#### Given records ####
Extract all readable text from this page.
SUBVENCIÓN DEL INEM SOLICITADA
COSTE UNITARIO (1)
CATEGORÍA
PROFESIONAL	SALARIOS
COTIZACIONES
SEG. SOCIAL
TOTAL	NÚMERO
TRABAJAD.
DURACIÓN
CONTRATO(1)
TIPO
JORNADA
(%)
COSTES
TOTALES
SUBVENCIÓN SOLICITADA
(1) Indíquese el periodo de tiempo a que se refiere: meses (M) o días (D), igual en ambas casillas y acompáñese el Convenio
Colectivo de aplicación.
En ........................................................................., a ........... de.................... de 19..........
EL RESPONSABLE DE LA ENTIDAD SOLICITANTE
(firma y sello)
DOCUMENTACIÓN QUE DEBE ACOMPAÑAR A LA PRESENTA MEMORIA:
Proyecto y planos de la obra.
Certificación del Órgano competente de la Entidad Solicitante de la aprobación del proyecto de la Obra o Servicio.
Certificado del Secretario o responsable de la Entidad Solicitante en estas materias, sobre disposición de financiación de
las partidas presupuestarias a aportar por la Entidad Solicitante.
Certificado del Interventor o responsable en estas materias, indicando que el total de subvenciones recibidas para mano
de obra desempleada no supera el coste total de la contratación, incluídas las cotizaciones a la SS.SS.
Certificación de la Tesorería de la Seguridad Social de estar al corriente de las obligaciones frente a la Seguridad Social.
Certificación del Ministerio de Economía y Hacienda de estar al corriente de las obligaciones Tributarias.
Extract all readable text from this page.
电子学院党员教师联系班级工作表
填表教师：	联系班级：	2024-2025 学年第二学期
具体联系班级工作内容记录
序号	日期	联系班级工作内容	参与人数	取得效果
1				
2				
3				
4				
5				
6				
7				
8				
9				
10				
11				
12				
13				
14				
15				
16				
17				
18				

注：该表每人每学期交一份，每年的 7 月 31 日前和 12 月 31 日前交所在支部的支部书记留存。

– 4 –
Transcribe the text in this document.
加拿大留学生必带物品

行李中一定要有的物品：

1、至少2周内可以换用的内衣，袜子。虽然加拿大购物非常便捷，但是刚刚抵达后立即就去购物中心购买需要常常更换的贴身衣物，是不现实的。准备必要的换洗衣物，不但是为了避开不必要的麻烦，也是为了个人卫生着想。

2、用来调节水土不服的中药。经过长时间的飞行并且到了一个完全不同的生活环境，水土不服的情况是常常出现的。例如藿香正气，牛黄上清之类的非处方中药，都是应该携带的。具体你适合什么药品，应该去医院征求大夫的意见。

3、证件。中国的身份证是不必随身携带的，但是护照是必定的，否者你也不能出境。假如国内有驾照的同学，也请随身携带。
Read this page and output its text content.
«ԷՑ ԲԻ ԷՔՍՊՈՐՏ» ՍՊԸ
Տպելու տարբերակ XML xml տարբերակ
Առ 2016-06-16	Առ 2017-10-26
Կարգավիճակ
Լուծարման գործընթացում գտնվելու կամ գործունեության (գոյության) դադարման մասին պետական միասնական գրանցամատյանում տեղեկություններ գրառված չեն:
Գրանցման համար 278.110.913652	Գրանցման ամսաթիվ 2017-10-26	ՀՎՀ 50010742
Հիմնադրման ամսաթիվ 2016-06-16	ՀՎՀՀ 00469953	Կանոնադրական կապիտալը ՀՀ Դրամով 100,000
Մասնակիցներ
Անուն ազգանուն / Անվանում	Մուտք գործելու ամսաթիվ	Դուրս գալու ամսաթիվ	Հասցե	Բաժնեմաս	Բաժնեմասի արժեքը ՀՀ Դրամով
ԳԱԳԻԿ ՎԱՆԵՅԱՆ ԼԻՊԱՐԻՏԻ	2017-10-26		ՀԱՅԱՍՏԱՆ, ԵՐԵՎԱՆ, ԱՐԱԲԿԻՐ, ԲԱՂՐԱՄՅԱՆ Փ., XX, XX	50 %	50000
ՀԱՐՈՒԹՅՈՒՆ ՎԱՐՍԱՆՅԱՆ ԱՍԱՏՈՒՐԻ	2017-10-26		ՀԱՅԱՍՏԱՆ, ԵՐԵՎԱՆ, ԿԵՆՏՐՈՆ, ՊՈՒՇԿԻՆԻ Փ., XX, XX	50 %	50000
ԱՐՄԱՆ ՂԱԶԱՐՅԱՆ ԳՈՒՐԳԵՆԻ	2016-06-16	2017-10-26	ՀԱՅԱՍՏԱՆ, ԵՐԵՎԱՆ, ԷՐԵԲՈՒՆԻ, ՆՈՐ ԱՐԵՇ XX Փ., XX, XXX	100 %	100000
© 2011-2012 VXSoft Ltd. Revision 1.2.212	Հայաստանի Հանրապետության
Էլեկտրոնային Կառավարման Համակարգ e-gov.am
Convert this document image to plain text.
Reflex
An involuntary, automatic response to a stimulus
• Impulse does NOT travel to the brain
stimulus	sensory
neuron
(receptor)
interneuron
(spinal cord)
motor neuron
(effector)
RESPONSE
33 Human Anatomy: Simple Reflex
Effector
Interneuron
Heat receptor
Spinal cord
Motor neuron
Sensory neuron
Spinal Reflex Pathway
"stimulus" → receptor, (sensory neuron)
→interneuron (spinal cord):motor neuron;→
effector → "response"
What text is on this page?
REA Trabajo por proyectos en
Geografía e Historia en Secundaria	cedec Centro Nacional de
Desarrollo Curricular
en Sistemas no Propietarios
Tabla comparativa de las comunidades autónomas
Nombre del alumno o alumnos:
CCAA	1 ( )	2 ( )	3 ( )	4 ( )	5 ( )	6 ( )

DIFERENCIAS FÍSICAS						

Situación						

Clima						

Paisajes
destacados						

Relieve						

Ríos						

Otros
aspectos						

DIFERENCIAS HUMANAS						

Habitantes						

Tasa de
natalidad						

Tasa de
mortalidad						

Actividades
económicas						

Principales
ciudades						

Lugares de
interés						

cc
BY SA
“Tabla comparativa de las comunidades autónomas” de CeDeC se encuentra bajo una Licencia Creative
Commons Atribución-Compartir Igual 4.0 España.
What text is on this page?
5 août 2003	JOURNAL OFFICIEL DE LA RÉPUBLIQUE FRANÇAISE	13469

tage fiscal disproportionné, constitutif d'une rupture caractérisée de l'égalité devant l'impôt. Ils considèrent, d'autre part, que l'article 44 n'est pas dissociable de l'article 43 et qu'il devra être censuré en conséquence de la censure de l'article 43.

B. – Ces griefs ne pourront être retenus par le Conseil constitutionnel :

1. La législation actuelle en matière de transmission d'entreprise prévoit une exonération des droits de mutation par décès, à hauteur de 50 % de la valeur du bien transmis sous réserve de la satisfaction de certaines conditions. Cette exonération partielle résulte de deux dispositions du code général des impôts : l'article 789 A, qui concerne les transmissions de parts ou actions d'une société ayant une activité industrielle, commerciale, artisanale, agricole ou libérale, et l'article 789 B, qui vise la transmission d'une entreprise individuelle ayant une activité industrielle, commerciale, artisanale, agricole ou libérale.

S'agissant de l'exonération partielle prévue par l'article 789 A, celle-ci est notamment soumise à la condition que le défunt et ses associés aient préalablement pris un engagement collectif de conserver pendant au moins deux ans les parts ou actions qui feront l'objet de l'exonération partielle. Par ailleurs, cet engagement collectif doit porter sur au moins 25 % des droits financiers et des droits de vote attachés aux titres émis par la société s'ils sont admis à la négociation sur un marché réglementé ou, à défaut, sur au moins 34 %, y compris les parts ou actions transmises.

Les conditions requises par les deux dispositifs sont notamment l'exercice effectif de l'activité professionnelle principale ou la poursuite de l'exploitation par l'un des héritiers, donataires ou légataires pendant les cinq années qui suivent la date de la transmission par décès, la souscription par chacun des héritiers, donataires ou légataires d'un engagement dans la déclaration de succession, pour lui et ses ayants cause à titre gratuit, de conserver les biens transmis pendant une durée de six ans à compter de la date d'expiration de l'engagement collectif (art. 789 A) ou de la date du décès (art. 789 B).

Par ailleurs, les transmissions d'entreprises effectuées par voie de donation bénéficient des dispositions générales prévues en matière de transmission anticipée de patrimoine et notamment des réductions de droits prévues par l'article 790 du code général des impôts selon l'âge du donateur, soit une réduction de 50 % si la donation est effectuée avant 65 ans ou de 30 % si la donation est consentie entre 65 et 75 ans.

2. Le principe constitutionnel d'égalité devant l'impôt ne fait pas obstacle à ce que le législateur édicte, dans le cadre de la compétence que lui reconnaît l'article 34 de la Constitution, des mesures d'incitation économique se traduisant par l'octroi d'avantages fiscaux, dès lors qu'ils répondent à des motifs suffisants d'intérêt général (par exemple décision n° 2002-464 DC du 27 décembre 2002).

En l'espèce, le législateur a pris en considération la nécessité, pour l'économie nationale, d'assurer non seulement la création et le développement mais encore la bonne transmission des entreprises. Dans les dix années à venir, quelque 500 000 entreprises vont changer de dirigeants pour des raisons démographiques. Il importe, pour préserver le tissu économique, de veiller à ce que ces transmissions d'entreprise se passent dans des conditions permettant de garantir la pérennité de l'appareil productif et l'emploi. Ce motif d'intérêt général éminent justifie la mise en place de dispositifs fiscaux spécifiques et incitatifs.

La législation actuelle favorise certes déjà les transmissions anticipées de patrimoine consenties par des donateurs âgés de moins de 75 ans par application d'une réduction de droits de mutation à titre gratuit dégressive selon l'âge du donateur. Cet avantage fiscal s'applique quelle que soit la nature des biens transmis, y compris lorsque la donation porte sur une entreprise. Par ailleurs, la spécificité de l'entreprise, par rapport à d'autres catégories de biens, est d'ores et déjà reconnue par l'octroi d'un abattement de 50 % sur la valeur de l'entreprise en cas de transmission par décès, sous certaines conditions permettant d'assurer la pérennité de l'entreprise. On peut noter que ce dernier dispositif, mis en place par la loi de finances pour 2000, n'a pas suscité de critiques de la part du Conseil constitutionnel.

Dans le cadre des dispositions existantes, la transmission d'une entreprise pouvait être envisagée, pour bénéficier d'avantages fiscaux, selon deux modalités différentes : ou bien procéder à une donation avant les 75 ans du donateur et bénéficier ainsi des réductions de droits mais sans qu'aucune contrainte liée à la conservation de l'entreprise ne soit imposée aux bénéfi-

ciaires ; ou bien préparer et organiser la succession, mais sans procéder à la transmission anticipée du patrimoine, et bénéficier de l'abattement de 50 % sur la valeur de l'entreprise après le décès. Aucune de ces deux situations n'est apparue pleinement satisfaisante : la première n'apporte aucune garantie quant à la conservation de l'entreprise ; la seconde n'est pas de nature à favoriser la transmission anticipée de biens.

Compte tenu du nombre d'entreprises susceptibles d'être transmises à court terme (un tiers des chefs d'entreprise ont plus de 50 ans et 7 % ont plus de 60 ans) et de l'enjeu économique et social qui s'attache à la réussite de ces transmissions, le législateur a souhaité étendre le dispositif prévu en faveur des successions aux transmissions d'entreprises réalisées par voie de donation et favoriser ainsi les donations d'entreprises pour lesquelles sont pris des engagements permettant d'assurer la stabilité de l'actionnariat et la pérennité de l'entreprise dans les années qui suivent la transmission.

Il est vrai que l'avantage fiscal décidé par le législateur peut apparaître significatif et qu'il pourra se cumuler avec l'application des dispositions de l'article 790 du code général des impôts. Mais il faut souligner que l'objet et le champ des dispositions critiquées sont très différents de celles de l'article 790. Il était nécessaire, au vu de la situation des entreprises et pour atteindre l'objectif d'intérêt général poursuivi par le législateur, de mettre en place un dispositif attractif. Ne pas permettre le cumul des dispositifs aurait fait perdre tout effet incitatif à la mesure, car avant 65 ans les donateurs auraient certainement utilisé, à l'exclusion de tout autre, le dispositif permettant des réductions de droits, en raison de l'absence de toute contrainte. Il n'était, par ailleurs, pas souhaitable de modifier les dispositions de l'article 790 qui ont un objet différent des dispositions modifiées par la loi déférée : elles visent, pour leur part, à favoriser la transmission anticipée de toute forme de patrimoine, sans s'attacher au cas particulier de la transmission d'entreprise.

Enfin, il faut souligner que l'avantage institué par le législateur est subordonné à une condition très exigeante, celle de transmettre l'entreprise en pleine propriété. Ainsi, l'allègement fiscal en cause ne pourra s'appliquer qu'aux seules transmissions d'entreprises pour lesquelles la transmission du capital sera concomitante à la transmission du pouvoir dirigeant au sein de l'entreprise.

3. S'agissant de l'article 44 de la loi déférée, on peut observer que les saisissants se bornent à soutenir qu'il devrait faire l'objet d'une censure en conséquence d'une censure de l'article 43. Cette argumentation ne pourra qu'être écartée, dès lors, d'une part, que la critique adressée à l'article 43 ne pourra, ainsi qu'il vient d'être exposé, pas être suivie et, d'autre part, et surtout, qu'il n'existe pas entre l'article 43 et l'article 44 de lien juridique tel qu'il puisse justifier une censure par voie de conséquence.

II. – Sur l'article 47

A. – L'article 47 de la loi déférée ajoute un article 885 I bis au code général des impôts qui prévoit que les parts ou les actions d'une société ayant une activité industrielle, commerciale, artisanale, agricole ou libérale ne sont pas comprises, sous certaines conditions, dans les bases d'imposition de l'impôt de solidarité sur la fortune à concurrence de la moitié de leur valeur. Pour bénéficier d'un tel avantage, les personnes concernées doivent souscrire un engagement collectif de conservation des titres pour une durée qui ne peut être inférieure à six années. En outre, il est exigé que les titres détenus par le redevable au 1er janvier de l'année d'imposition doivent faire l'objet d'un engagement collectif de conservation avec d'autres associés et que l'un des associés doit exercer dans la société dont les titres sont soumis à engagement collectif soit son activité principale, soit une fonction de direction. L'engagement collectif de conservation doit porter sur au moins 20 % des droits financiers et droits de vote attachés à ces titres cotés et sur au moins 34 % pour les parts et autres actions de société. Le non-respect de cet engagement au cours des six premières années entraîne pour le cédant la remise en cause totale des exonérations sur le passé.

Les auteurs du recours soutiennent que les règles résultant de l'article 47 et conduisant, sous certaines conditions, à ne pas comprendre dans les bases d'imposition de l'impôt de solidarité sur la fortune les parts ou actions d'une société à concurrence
####
**Problem requirements**
Choose all lines containing the string "Reflex" and copy them out.

**Correct answer**
Reflex
33 Human Anatomy: Simple Reflex
Spinal Reflex Pathway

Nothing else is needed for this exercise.